§ Exercise instructions:
Select all lines with the string "JSON" in them, and copy those lines.

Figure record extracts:
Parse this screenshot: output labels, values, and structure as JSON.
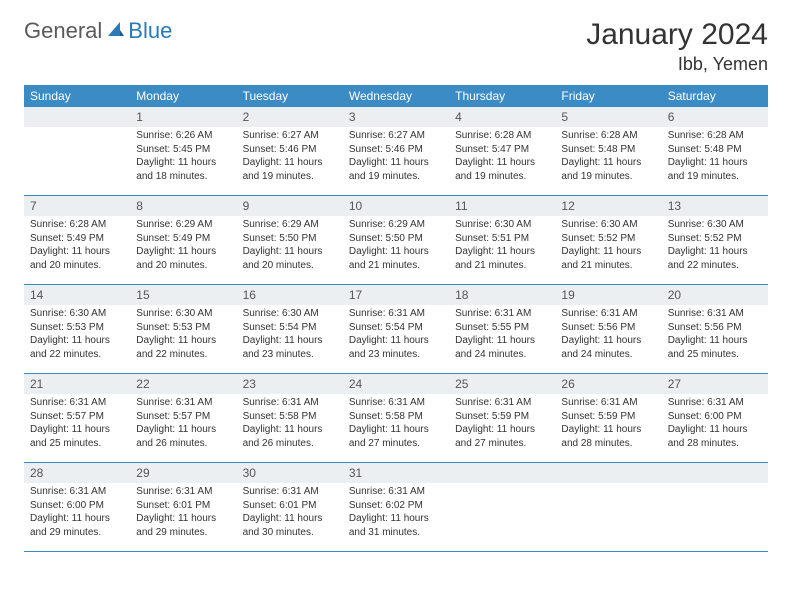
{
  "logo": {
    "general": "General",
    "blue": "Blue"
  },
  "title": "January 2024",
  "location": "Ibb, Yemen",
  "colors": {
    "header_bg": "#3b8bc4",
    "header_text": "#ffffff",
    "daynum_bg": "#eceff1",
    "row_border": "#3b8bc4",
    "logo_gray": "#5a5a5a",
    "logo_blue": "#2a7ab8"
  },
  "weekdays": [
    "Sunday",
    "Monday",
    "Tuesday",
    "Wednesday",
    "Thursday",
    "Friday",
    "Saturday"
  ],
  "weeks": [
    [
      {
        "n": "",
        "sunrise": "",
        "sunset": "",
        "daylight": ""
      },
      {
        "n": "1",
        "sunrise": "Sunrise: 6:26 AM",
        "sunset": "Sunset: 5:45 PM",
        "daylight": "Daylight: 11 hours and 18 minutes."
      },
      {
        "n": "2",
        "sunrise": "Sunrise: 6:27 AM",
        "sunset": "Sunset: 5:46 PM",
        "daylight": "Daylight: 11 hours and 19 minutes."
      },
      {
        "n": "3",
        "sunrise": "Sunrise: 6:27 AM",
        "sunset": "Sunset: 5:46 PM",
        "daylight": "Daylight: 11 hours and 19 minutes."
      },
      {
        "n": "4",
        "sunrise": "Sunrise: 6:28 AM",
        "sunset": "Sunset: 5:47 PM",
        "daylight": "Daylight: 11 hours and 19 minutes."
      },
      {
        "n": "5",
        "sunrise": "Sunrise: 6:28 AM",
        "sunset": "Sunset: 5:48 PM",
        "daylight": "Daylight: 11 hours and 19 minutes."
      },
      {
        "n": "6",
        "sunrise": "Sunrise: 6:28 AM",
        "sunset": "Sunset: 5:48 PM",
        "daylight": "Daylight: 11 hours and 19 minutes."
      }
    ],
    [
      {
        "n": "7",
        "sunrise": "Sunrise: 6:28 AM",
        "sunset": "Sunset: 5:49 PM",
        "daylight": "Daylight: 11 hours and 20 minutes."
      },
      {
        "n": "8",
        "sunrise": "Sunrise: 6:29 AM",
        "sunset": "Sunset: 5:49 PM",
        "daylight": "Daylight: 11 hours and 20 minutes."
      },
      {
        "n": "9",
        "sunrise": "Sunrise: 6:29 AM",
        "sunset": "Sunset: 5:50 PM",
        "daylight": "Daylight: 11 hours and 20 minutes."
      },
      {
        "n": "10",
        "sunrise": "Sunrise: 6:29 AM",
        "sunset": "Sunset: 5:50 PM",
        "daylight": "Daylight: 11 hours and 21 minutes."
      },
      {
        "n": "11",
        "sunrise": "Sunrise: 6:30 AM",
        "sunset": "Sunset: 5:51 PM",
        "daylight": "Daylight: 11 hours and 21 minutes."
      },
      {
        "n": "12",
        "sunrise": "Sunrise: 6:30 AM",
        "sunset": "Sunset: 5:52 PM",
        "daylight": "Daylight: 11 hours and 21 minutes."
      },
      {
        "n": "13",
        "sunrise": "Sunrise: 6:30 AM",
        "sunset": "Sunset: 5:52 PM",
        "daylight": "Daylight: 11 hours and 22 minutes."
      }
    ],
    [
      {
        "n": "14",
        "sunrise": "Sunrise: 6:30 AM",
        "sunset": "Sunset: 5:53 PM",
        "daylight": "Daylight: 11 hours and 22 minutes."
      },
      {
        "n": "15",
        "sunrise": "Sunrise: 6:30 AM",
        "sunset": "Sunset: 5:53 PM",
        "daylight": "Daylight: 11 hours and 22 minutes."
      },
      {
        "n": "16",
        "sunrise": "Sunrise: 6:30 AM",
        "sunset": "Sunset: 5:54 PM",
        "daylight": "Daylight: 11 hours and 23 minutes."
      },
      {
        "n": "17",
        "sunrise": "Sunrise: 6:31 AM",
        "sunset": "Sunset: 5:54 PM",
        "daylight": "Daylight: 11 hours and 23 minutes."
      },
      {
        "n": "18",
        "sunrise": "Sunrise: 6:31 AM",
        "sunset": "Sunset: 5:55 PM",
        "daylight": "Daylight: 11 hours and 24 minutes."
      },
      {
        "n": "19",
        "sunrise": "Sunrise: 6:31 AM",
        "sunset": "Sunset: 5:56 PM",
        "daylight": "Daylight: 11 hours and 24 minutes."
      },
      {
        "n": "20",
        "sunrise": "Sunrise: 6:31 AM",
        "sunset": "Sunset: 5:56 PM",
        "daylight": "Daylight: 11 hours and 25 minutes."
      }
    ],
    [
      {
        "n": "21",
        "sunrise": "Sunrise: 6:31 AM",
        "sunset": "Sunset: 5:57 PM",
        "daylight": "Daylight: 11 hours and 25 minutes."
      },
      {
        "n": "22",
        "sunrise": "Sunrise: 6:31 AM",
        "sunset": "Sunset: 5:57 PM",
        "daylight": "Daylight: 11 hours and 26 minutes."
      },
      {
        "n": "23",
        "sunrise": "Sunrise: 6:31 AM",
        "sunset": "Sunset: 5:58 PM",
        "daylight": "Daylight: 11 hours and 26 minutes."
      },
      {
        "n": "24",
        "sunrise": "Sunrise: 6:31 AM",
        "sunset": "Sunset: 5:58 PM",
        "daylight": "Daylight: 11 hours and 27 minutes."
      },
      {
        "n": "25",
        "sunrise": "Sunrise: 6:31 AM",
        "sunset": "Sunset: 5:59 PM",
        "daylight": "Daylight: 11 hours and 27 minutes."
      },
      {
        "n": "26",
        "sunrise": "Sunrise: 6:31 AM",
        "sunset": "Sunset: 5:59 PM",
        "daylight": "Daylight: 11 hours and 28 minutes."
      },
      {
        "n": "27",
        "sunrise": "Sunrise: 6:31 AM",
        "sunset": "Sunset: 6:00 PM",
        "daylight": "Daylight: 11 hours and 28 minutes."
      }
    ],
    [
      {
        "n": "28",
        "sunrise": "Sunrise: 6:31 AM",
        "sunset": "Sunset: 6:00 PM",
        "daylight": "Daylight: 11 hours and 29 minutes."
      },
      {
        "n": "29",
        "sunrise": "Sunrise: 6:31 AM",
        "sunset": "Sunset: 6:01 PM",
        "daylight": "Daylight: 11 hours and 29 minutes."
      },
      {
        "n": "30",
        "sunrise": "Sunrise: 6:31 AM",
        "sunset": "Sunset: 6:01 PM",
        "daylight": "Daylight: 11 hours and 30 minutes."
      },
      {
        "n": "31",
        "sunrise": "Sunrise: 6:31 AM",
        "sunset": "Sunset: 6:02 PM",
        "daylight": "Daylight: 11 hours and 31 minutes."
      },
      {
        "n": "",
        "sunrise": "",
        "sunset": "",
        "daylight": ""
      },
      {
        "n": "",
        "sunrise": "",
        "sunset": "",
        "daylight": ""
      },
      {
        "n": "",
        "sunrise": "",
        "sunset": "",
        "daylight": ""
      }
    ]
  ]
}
...
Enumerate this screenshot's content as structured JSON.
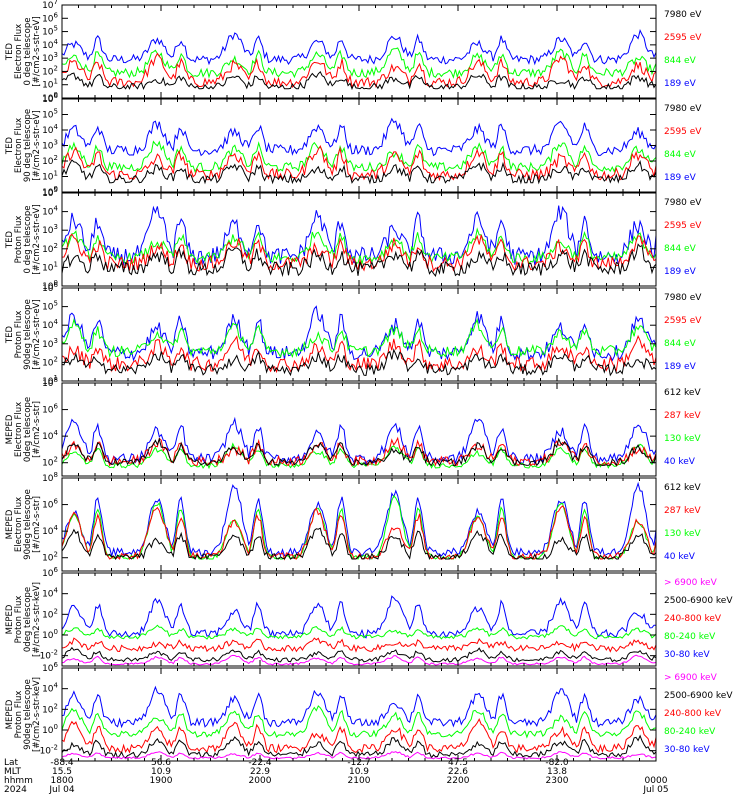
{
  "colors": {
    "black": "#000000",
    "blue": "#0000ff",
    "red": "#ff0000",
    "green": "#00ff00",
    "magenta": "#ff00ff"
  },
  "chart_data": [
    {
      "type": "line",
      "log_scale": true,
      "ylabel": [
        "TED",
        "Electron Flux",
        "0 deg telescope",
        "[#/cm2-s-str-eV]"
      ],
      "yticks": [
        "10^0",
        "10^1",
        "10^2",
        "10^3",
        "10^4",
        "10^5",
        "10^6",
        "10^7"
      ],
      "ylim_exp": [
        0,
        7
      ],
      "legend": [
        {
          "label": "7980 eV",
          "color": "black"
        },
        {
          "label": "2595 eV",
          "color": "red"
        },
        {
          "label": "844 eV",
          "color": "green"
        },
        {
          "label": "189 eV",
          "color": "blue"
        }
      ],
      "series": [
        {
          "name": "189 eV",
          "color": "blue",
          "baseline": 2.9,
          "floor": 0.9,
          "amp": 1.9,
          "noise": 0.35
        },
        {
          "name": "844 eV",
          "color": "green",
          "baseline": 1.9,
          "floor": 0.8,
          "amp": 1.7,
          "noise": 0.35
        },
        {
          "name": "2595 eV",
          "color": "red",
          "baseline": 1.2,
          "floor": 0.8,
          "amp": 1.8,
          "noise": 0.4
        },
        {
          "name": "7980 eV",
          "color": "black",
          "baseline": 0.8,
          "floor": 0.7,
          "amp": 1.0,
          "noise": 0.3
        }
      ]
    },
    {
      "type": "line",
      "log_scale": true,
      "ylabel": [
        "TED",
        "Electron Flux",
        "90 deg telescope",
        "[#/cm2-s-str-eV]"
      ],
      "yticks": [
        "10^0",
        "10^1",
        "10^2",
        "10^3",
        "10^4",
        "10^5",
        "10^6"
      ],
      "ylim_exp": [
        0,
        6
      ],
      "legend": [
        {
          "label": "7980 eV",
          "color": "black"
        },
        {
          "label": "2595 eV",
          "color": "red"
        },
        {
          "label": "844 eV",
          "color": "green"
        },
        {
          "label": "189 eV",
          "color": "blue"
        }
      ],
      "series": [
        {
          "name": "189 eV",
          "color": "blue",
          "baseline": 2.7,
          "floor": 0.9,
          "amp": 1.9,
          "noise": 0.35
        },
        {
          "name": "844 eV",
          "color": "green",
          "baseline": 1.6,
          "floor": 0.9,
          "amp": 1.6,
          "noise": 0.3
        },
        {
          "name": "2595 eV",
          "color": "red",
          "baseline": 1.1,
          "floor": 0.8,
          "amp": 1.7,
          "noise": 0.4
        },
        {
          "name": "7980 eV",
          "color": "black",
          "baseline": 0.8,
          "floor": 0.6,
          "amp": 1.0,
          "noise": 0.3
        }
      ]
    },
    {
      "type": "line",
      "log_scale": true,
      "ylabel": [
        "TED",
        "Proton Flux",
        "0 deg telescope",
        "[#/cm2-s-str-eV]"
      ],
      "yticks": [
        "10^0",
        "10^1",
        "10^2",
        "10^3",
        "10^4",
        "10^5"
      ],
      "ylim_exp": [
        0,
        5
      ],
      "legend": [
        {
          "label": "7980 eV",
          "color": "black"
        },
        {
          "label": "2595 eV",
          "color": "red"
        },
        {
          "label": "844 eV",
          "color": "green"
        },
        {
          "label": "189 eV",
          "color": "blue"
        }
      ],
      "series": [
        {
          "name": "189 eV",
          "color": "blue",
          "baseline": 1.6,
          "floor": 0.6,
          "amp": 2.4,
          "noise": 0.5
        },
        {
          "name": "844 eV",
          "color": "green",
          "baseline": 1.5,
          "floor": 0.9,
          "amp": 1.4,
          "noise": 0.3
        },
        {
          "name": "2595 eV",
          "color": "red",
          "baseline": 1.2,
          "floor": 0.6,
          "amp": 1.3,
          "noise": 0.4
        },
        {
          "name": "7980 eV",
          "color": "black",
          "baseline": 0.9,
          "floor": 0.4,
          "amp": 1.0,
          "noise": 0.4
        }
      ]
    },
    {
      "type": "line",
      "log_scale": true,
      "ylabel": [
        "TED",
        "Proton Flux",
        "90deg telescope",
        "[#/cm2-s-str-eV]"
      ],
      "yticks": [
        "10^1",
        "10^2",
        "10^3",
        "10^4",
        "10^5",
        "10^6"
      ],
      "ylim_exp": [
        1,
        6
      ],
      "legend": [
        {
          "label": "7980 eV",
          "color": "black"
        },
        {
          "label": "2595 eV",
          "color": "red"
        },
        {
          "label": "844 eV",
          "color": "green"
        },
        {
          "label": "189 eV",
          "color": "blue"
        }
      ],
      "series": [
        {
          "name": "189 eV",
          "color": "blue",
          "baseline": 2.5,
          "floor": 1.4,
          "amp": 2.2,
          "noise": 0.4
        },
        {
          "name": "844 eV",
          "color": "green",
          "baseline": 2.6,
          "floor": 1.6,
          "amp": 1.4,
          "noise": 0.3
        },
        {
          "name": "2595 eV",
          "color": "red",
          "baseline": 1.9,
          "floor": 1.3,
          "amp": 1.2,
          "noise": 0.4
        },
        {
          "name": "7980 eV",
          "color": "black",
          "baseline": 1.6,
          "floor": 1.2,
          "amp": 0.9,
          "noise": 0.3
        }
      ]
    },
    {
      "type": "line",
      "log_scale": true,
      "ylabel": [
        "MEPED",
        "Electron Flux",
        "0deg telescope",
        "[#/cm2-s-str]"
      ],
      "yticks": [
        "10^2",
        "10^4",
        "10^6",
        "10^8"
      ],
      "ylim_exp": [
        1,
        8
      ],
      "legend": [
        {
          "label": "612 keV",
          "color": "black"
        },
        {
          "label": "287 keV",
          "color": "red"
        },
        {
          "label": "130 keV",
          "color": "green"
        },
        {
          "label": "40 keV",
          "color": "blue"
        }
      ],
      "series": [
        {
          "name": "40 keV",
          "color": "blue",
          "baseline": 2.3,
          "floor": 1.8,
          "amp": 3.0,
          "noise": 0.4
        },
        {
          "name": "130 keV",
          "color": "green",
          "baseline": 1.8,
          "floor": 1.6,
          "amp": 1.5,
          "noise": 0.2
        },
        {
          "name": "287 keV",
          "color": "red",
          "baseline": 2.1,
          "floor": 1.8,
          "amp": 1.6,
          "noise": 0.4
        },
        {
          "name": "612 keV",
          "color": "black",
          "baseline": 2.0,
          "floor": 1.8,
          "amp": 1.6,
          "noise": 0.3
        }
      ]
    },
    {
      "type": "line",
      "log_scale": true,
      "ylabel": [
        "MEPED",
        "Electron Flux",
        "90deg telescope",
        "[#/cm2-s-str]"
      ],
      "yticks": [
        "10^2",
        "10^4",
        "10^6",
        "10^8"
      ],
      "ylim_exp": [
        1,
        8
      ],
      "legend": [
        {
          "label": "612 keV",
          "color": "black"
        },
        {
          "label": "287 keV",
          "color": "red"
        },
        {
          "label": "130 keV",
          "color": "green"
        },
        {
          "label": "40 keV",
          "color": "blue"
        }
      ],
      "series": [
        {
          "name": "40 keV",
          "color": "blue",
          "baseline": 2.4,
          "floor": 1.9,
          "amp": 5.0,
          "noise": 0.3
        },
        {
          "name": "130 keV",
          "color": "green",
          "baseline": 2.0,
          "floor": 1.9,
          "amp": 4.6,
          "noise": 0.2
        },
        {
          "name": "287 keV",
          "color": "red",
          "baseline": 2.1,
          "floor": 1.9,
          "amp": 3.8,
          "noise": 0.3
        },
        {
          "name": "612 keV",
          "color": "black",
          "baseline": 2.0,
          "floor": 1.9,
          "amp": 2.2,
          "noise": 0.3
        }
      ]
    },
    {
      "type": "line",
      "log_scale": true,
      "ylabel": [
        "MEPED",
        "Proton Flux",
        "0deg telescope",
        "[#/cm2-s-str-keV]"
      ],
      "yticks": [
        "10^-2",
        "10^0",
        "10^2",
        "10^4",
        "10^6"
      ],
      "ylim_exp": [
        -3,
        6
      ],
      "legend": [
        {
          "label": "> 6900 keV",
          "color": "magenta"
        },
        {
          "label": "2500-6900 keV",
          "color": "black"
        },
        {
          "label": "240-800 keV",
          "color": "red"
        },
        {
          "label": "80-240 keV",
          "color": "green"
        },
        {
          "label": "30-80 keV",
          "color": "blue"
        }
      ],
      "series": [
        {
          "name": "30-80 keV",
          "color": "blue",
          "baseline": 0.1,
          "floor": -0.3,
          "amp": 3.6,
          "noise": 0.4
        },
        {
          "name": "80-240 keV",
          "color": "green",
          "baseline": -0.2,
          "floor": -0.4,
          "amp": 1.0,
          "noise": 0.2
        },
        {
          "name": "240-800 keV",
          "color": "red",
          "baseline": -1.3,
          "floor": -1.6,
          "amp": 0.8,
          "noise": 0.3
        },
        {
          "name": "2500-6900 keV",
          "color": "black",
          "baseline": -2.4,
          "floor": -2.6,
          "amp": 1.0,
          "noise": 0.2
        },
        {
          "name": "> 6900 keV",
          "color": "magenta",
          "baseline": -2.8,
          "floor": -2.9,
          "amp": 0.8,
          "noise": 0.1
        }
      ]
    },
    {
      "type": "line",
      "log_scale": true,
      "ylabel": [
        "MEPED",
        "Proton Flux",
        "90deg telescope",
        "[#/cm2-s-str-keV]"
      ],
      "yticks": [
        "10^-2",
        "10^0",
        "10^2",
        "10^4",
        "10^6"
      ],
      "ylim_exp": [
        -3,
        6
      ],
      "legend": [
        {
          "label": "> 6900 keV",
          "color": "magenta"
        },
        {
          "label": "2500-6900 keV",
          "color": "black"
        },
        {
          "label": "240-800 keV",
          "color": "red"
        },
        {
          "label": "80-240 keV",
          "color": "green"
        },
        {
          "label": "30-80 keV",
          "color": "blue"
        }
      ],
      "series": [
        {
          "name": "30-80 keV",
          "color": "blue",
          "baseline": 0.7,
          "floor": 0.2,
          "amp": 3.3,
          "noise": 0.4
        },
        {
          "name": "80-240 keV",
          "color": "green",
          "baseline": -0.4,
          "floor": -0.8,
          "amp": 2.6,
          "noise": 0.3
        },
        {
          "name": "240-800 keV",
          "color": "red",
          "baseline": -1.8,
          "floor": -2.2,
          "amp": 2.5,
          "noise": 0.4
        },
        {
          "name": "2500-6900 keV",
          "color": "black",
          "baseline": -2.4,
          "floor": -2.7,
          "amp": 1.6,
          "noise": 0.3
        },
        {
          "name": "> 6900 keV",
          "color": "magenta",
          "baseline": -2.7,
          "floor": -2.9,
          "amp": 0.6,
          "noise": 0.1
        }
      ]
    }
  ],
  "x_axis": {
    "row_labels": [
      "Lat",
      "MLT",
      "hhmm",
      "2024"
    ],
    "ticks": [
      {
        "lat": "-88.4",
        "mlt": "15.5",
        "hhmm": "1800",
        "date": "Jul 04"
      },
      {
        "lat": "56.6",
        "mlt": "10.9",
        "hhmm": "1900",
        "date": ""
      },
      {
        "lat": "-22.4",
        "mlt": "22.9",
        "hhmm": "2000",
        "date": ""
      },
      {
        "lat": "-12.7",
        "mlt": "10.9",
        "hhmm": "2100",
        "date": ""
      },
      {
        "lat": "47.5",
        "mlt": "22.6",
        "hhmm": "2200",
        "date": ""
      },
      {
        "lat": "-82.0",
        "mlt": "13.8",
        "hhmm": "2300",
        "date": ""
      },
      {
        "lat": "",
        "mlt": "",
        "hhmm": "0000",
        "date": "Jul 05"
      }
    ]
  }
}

§ Correct answer:
Parse this screenshot: output labels, values, and structure as JSON.
Enumerate this screenshot's content as structured JSON.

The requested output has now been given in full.